• _REQUIREMENTS_:
Locate and copy all lines bearing the word "Combination".

• _TASK INPUT_:
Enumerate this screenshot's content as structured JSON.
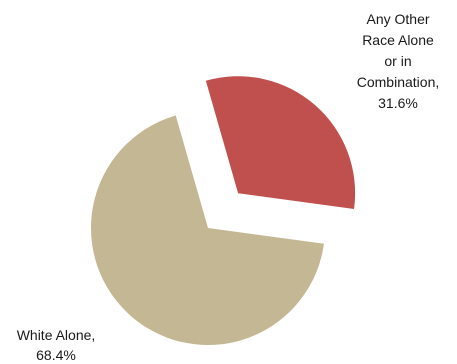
{
  "chart_data": {
    "type": "pie",
    "title": "",
    "slices": [
      {
        "label": "Any Other Race Alone or in Combination",
        "value": 31.6,
        "value_label": "31.6%",
        "color": "#c0504d",
        "exploded": true,
        "label_lines": [
          "Any Other",
          "Race Alone",
          "or in",
          "Combination,",
          "31.6%"
        ]
      },
      {
        "label": "White Alone",
        "value": 68.4,
        "value_label": "68.4%",
        "color": "#c4b794",
        "exploded": false,
        "label_lines": [
          "White Alone,",
          "68.4%"
        ]
      }
    ],
    "legend": "none"
  }
}
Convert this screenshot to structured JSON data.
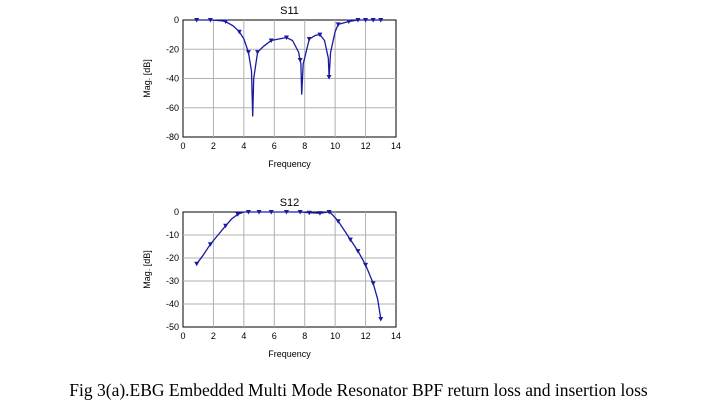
{
  "caption": "Fig 3(a).EBG Embedded Multi Mode Resonator  BPF return loss and insertion loss",
  "colors": {
    "line": "#1a1aa0",
    "grid": "#b0b0b0"
  },
  "chart_data": [
    {
      "type": "line",
      "title": "S11",
      "xlabel": "Frequency",
      "ylabel": "Mag. [dB]",
      "xlim": [
        0,
        14
      ],
      "ylim": [
        -80,
        0
      ],
      "xticks": [
        0,
        2,
        4,
        6,
        8,
        10,
        12,
        14
      ],
      "yticks": [
        0,
        -20,
        -40,
        -60,
        -80
      ],
      "grid": true,
      "x": [
        0.9,
        1.8,
        2.5,
        2.8,
        3.3,
        3.7,
        4.0,
        4.3,
        4.5,
        4.58,
        4.65,
        4.9,
        5.3,
        5.8,
        6.3,
        6.8,
        7.2,
        7.6,
        7.75,
        7.8,
        7.9,
        8.3,
        8.7,
        9.0,
        9.3,
        9.55,
        9.6,
        9.7,
        10.0,
        10.2,
        10.9,
        11.5,
        12.0,
        12.5,
        13.0
      ],
      "y": [
        0,
        0,
        -0.5,
        -1,
        -4,
        -8,
        -13,
        -22,
        -35,
        -66,
        -40,
        -22,
        -18,
        -14,
        -13,
        -12,
        -14,
        -22,
        -30,
        -51,
        -30,
        -13,
        -10.5,
        -10,
        -14,
        -26,
        -39,
        -22,
        -8,
        -3,
        -1,
        0,
        0,
        0,
        0
      ],
      "markers_x": [
        0.9,
        1.8,
        2.8,
        3.7,
        4.3,
        4.9,
        5.8,
        6.8,
        7.7,
        8.3,
        9.0,
        9.6,
        10.2,
        10.9,
        11.5,
        12.0,
        12.5,
        13.0
      ]
    },
    {
      "type": "line",
      "title": "S12",
      "xlabel": "Frequency",
      "ylabel": "Mag. [dB]",
      "xlim": [
        0,
        14
      ],
      "ylim": [
        -50,
        0
      ],
      "xticks": [
        0,
        2,
        4,
        6,
        8,
        10,
        12,
        14
      ],
      "yticks": [
        0,
        -10,
        -20,
        -30,
        -40,
        -50
      ],
      "grid": true,
      "x": [
        0.9,
        1.3,
        1.8,
        2.3,
        2.8,
        3.2,
        3.6,
        4.0,
        4.3,
        5.0,
        5.8,
        6.8,
        7.7,
        8.3,
        9.0,
        9.6,
        9.8,
        10.2,
        10.6,
        11.0,
        11.5,
        12.0,
        12.5,
        12.8,
        13.0
      ],
      "y": [
        -22.5,
        -19,
        -14,
        -10,
        -6,
        -3,
        -1,
        0,
        0,
        0,
        0,
        0,
        0,
        -0.3,
        -0.5,
        0,
        -1,
        -4,
        -8,
        -12,
        -17,
        -23,
        -31,
        -38,
        -46.5
      ],
      "markers_x": [
        0.9,
        1.8,
        2.8,
        3.6,
        4.3,
        5.0,
        5.8,
        6.8,
        7.7,
        8.3,
        9.0,
        9.6,
        10.2,
        11.0,
        11.5,
        12.0,
        12.5,
        13.0
      ]
    }
  ]
}
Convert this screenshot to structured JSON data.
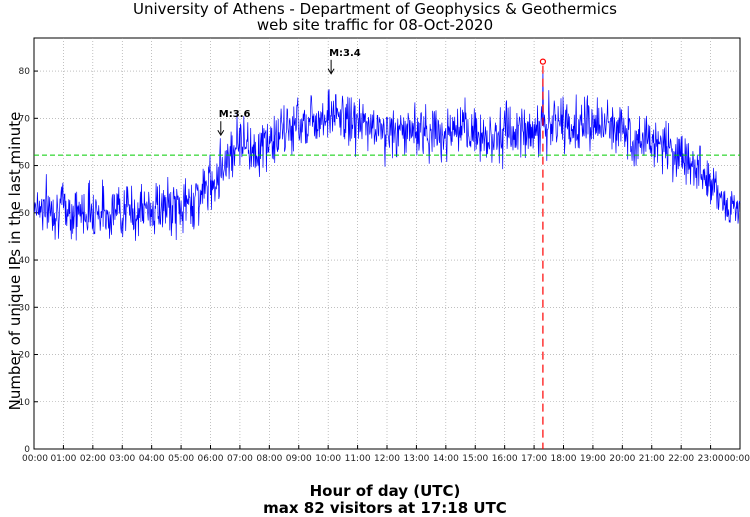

• _EXERCISE ANSWER_:
        "label": "Any Other Race Alone or in Combination",
          "Combination,",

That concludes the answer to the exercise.